**WORK TO BE COMPLETED:**
Check every line below for the string "into", and copy the lines that contain it.

**RECORDS SUPPLIED:**

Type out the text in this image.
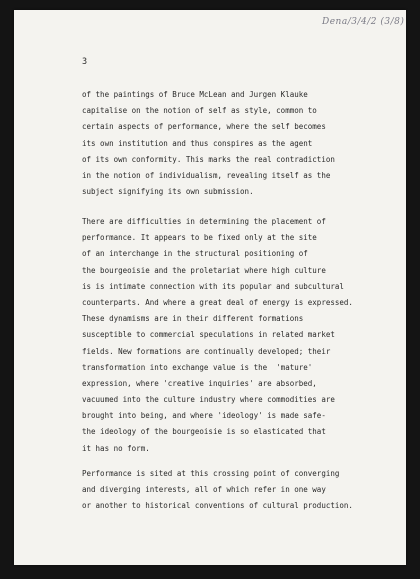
Dena/3/4/2 (3/8)
3
of the paintings of Bruce McLean and Jurgen Klauke
capitalise on the notion of self as style, common to
certain aspects of performance, where the self becomes
its own institution and thus conspires as the agent
of its own conformity. This marks the real contradiction
in the notion of individualism, revealing itself as the
subject signifying its own submission.
There are difficulties in determining the placement of
performance. It appears to be fixed only at the site
of an interchange in the structural positioning of
the bourgeoisie and the proletariat where high culture
is is intimate connection with its popular and subcultural
counterparts. And where a great deal of energy is expressed.
These dynamisms are in their different formations
susceptible to commercial speculations in related market
fields. New formations are continually developed; their
transformation into exchange value is the  'mature'
expression, where 'creative inquiries' are absorbed,
vacuumed into the culture industry where commodities are
brought into being, and where 'ideology' is made safe-
the ideology of the bourgeoisie is so elasticated that
it has no form.
Performance is sited at this crossing point of converging
and diverging interests, all of which refer in one way
or another to historical conventions of cultural production.
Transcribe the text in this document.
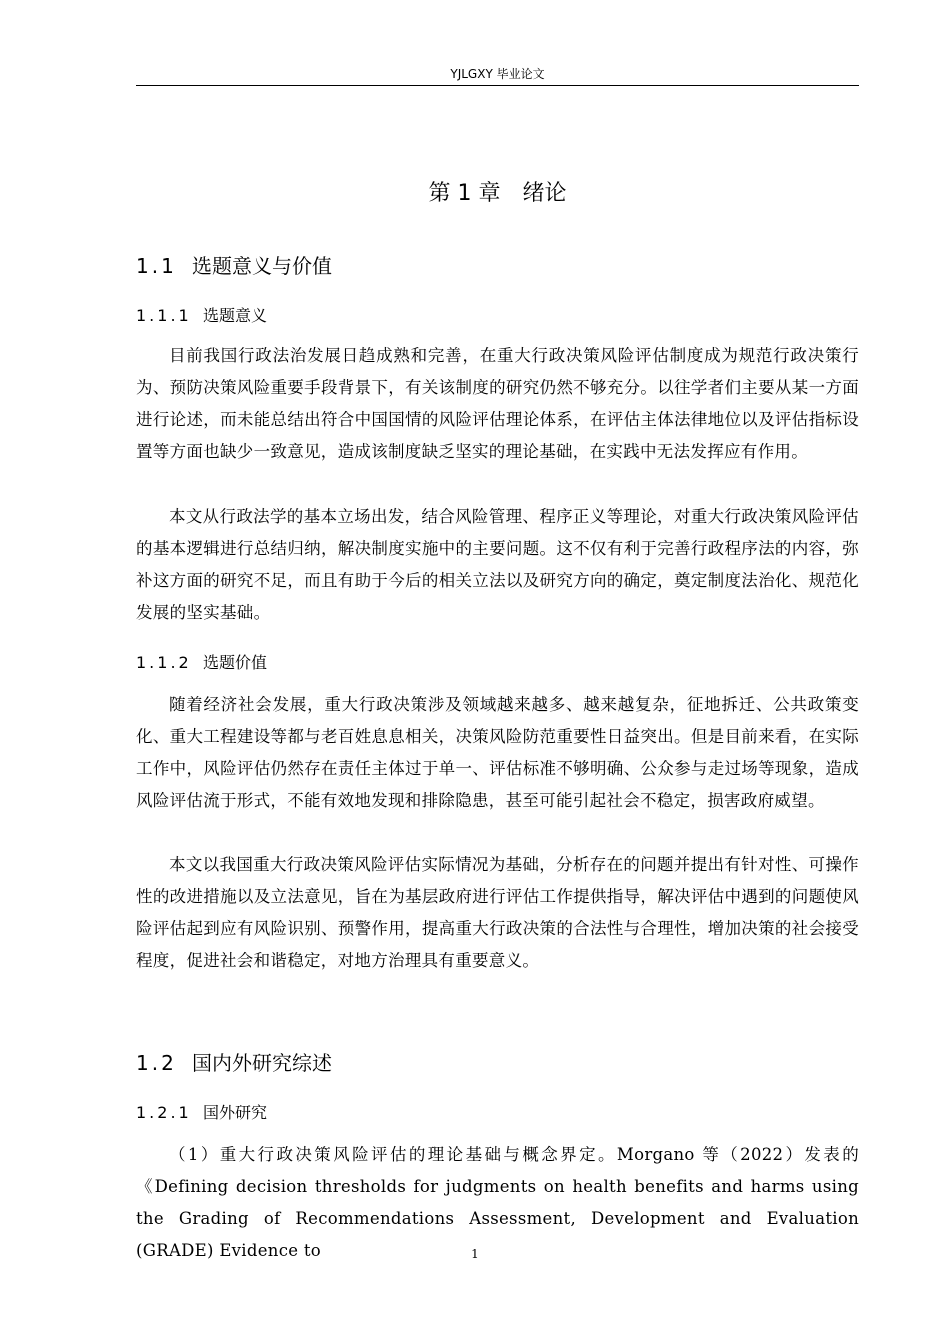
YJLGXY 毕业论文
第 1 章 绪论
1.1 选题意义与价值
1.1.1 选题意义

目前我国行政法治发展日趋成熟和完善，在重大行政决策风险评估制度成为规范行政决策行为、预防决策风险重要手段背景下，有关该制度的研究仍然不够充分。以往学者们主要从某一方面进行论述，而未能总结出符合中国国情的风险评估理论体系，在评估主体法律地位以及评估指标设置等方面也缺少一致意见，造成该制度缺乏坚实的理论基础，在实践中无法发挥应有作用。

本文从行政法学的基本立场出发，结合风险管理、程序正义等理论，对重大行政决策风险评估的基本逻辑进行总结归纳，解决制度实施中的主要问题。这不仅有利于完善行政程序法的内容，弥补这方面的研究不足，而且有助于今后的相关立法以及研究方向的确定，奠定制度法治化、规范化发展的坚实基础。

1.1.2 选题价值

随着经济社会发展，重大行政决策涉及领域越来越多、越来越复杂，征地拆迁、公共政策变化、重大工程建设等都与老百姓息息相关，决策风险防范重要性日益突出。但是目前来看，在实际工作中，风险评估仍然存在责任主体过于单一、评估标准不够明确、公众参与走过场等现象，造成风险评估流于形式，不能有效地发现和排除隐患，甚至可能引起社会不稳定，损害政府威望。

本文以我国重大行政决策风险评估实际情况为基础，分析存在的问题并提出有针对性、可操作性的改进措施以及立法意见，旨在为基层政府进行评估工作提供指导，解决评估中遇到的问题使风险评估起到应有风险识别、预警作用，提高重大行政决策的合法性与合理性，增加决策的社会接受程度，促进社会和谐稳定，对地方治理具有重要意义。

1.2 国内外研究综述
1.2.1 国外研究

（1）重大行政决策风险评估的理论基础与概念界定。Morgano 等（2022）发表的《Defining decision thresholds for judgments on health benefits and harms using the Grading of Recommendations Assessment, Development and Evaluation (GRADE) Evidence to	1
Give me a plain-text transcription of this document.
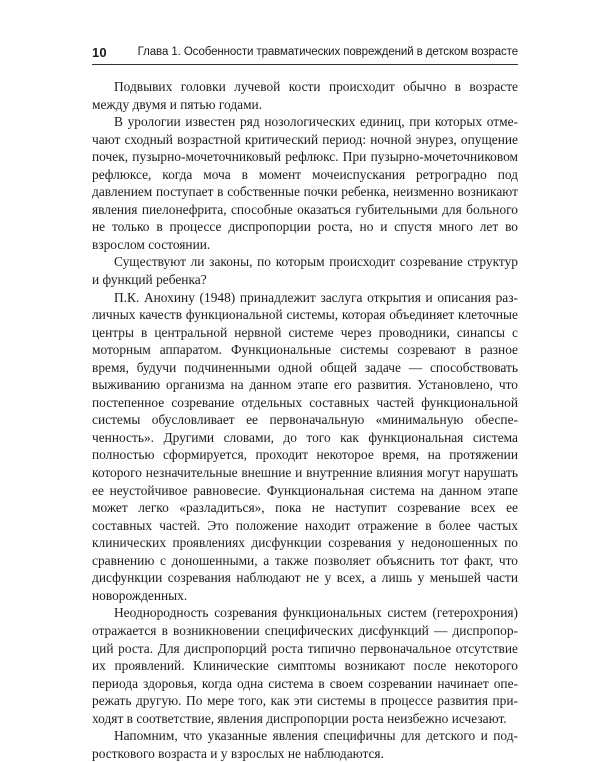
10	Глава 1. Особенности травматических повреждений в детском возрасте

Подвывих головки лучевой кости происходит обычно в возрасте между двумя и пятью годами.

В урологии известен ряд нозологических единиц, при которых отмечают сходный возрастной критический период: ночной энурез, опущение почек, пузырно-мочеточниковый рефлюкс. При пузырно-мочеточниковом рефлюксе, когда моча в момент мочеиспускания ретроградно под давлением поступает в собственные почки ребенка, неизменно возникают явления пиелонефрита, способные оказаться губительными для больного не только в процессе диспропорции роста, но и спустя много лет во взрослом состоянии.

Существуют ли законы, по которым происходит созревание структур и функций ребенка?

П.К. Анохину (1948) принадлежит заслуга открытия и описания различных качеств функциональной системы, которая объединяет клеточные центры в центральной нервной системе через проводники, синапсы с моторным аппаратом. Функциональные системы созревают в разное время, будучи подчиненными одной общей задаче — способствовать выживанию организма на данном этапе его развития. Установлено, что постепенное созревание отдельных составных частей функциональной системы обусловливает ее первоначальную «минимальную обеспеченность». Другими словами, до того как функциональная система полностью сформируется, проходит некоторое время, на протяжении которого незначительные внешние и внутренние влияния могут нарушать ее неустойчивое равновесие. Функциональная система на данном этапе может легко «разладиться», пока не наступит созревание всех ее составных частей. Это положение находит отражение в более частых клинических проявлениях дисфункции созревания у недоношенных по сравнению с доношенными, а также позволяет объяснить тот факт, что дисфункции созревания наблюдают не у всех, а лишь у меньшей части новорожденных.

Неоднородность созревания функциональных систем (гетерохрония) отражается в возникновении специфических дисфункций — диспропорций роста. Для диспропорций роста типично первоначальное отсутствие их проявлений. Клинические симптомы возникают после некоторого периода здоровья, когда одна система в своем созревании начинает опережать другую. По мере того, как эти системы в процессе развития приходят в соответствие, явления диспропорции роста неизбежно исчезают.

Напомним, что указанные явления специфичны для детского и подросткового возраста и у взрослых не наблюдаются.
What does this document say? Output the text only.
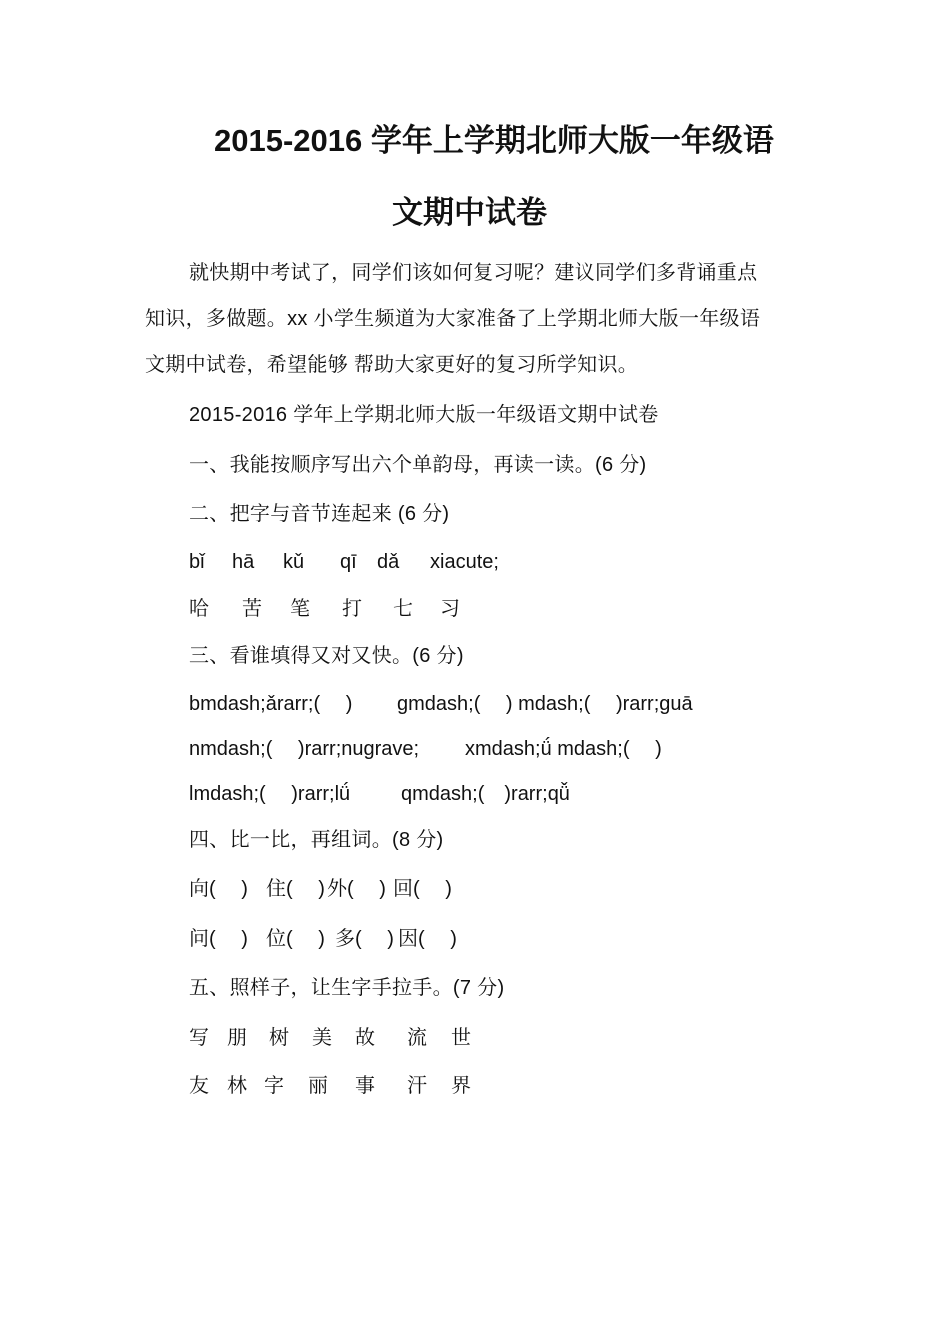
2015-2016 学年上学期北师大版一年级语
文期中试卷

就快期中考试了，同学们该如何复习呢？建议同学们多背诵重点

知识，多做题。xx 小学生频道为大家准备了上学期北师大版一年级语

文期中试卷，希望能够 帮助大家更好的复习所学知识。

2015-2016 学年上学期北师大版一年级语文期中试卷

一、我能按顺序写出六个单韵母，再读一读。(6 分)

二、把字与音节连起来 (6 分)

bǐ hā kǔ qī dǎ xiacute;
哈 苦 笔 打 七 习

三、看谁填得又对又快。(6 分)

bmdash;ǎrarr;(　 ) gmdash;(　 ) mdash;(　 )rarr;guā
nmdash;(　 )rarr;nugrave; xmdash;ǘ mdash;(　 )
lmdash;(　 )rarr;lǘ	qmdash;(　)rarr;qǚ

四、比一比，再组词。(8 分)

向(　 ) 住(　 ) 外(　 ) 回(　 )
问(　 ) 位(　 ) 多(　 ) 因(　 )

五、照样子，让生字手拉手。(7 分)

写 朋 树 美 故 流 世
友 林 字 丽 事 汗 界
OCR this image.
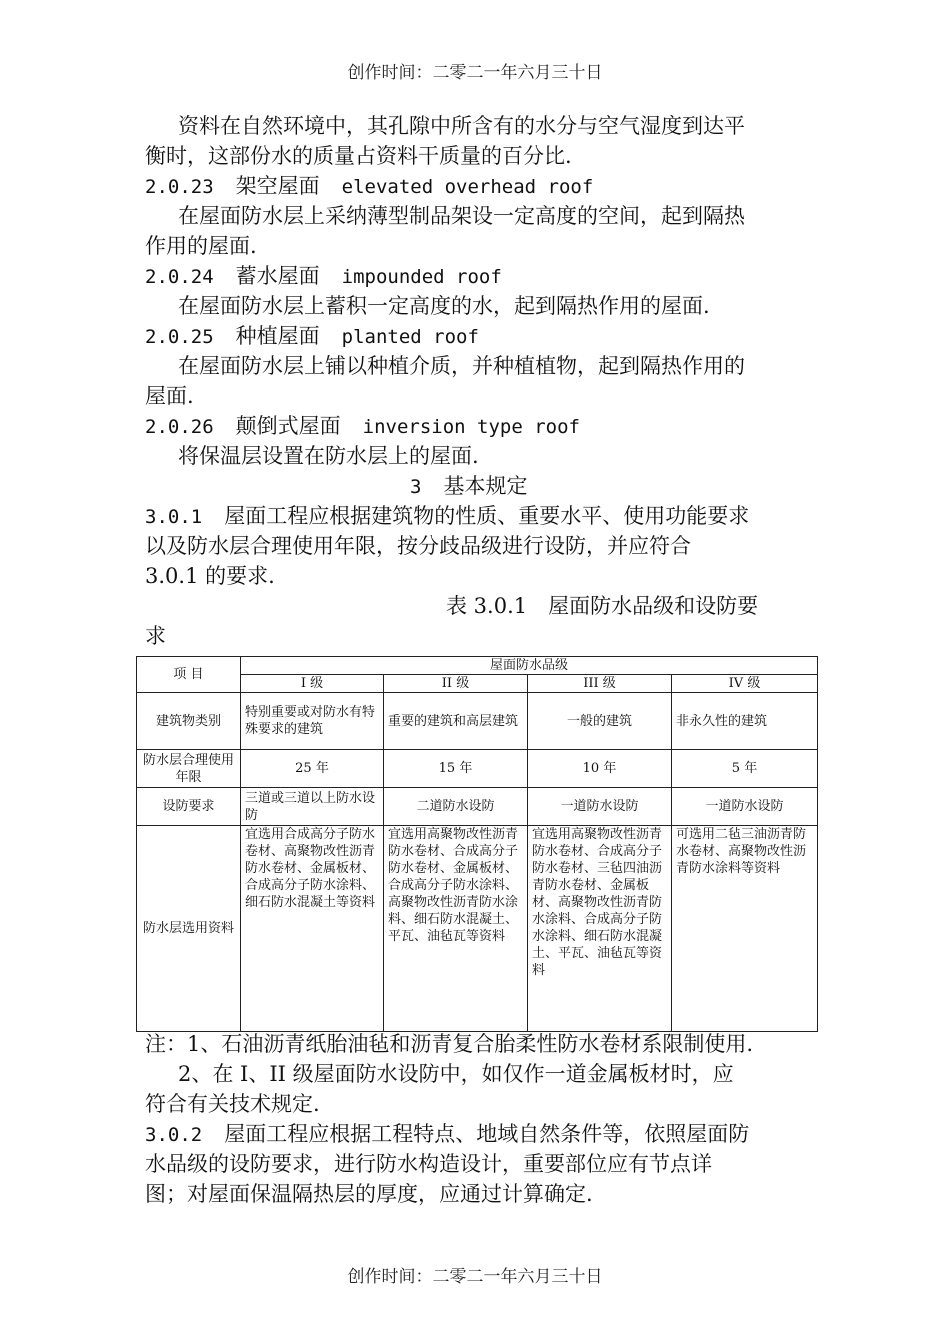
创作时间：二零二一年六月三十日
资料在自然环境中，其孔隙中所含有的水分与空气湿度到达平
衡时，这部份水的质量占资料干质量的百分比.
2.0.23 架空屋面 elevated overhead roof
在屋面防水层上采纳薄型制品架设一定高度的空间，起到隔热
作用的屋面.
2.0.24 蓄水屋面 impounded roof
在屋面防水层上蓄积一定高度的水，起到隔热作用的屋面.
2.0.25 种植屋面 planted roof
在屋面防水层上铺以种植介质，并种植植物，起到隔热作用的
屋面.
2.0.26 颠倒式屋面 inversion type roof
将保温层设置在防水层上的屋面.
3 基本规定
3.0.1 屋面工程应根据建筑物的性质、重要水平、使用功能要求
以及防水层合理使用年限，按分歧品级进行设防，并应符合
3.0.1 的要求.
表 3.0.1　屋面防水品级和设防要
求
项 目	屋面防水品级			
	I 级	II 级	III 级	IV 级
建筑物类别	特别重要或对防水有特殊要求的建筑	重要的建筑和高层建筑	一般的建筑	非永久性的建筑
防水层合理使用年限	25 年	15 年	10 年	5 年
设防要求	三道或三道以上防水设防	二道防水设防	一道防水设防	一道防水设防
防水层选用资料	宜选用合成高分子防水卷材、高聚物改性沥青防水卷材、金属板材、合成高分子防水涂料、细石防水混凝土等资料	宜选用高聚物改性沥青防水卷材、合成高分子防水卷材、金属板材、合成高分子防水涂料、高聚物改性沥青防水涂料、细石防水混凝土、平瓦、油毡瓦等资料	宜选用高聚物改性沥青防水卷材、合成高分子防水卷材、三毡四油沥青防水卷材、金属板材、高聚物改性沥青防水涂料、合成高分子防水涂料、细石防水混凝土、平瓦、油毡瓦等资料	可选用二毡三油沥青防水卷材、高聚物改性沥青防水涂料等资料
注：1、石油沥青纸胎油毡和沥青复合胎柔性防水卷材系限制使用.
2、在 I、II 级屋面防水设防中，如仅作一道金属板材时，应
符合有关技术规定.
3.0.2 屋面工程应根据工程特点、地域自然条件等，依照屋面防
水品级的设防要求，进行防水构造设计，重要部位应有节点详
图；对屋面保温隔热层的厚度，应通过计算确定.
创作时间：二零二一年六月三十日
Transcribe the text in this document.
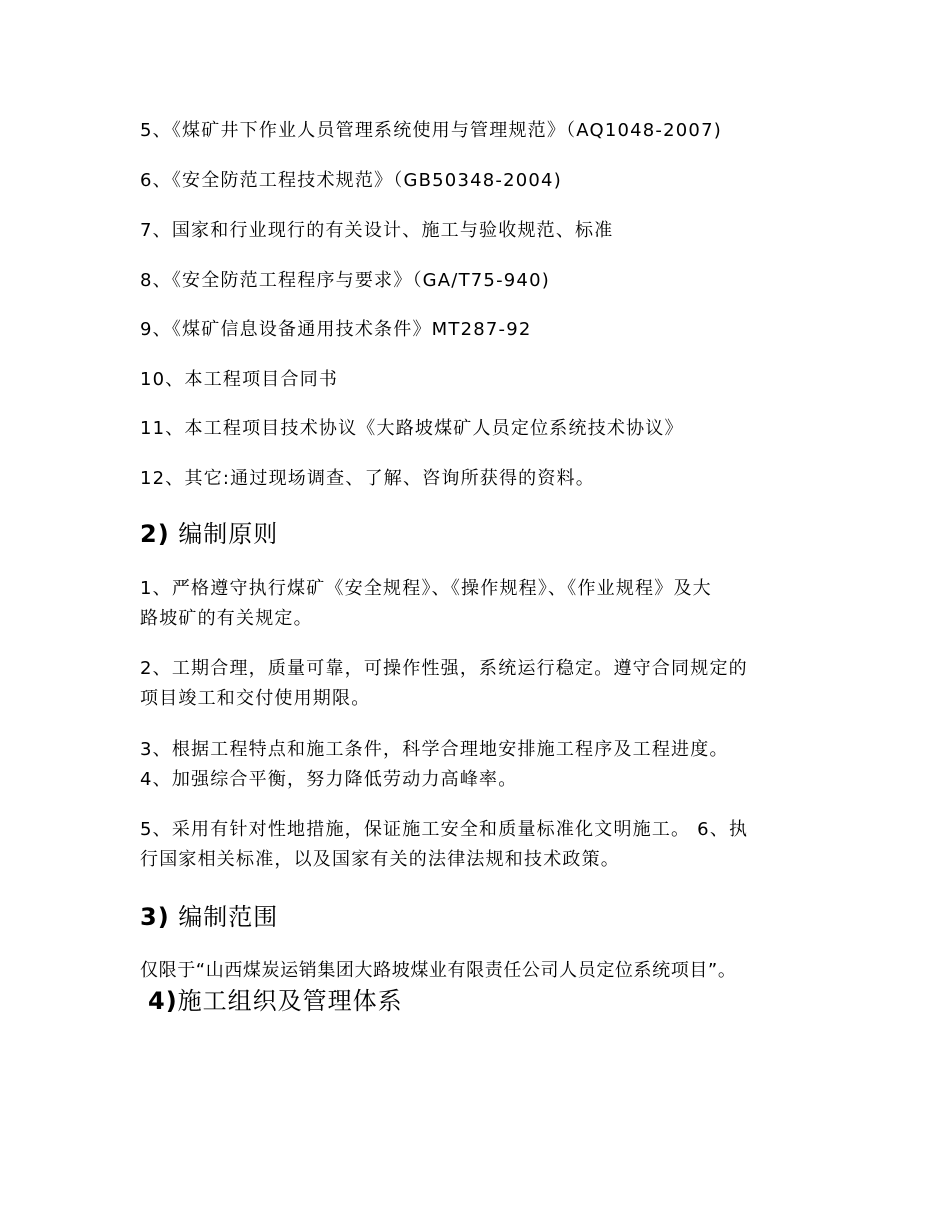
5、《煤矿井下作业人员管理系统使用与管理规范》（AQ1048-2007)
6、《安全防范工程技术规范》（GB50348-2004)
7、国家和行业现行的有关设计、施工与验收规范、标准
8、《安全防范工程程序与要求》（GA/T75-940)
9、《煤矿信息设备通用技术条件》MT287-92
10、本工程项目合同书
11、本工程项目技术协议《大路坡煤矿人员定位系统技术协议》
12、其它:通过现场调查、了解、咨询所获得的资料。
2) 编制原则
1、严格遵守执行煤矿《安全规程》、《操作规程》、《作业规程》及大
路坡矿的有关规定。
2、工期合理，质量可靠，可操作性强，系统运行稳定。遵守合同规定的
项目竣工和交付使用期限。
3、根据工程特点和施工条件，科学合理地安排施工程序及工程进度。
4、加强综合平衡，努力降低劳动力高峰率。
5、采用有针对性地措施，保证施工安全和质量标准化文明施工。 6、执
行国家相关标准，以及国家有关的法律法规和技术政策。
3) 编制范围
仅限于“山西煤炭运销集团大路坡煤业有限责任公司人员定位系统项目”。
4)施工组织及管理体系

**SOLUTION TO THIS TASK:**
transformation into exchange value is the  'mature'
vacuumed into the culture industry where commodities are
brought into being, and where 'ideology' is made safe-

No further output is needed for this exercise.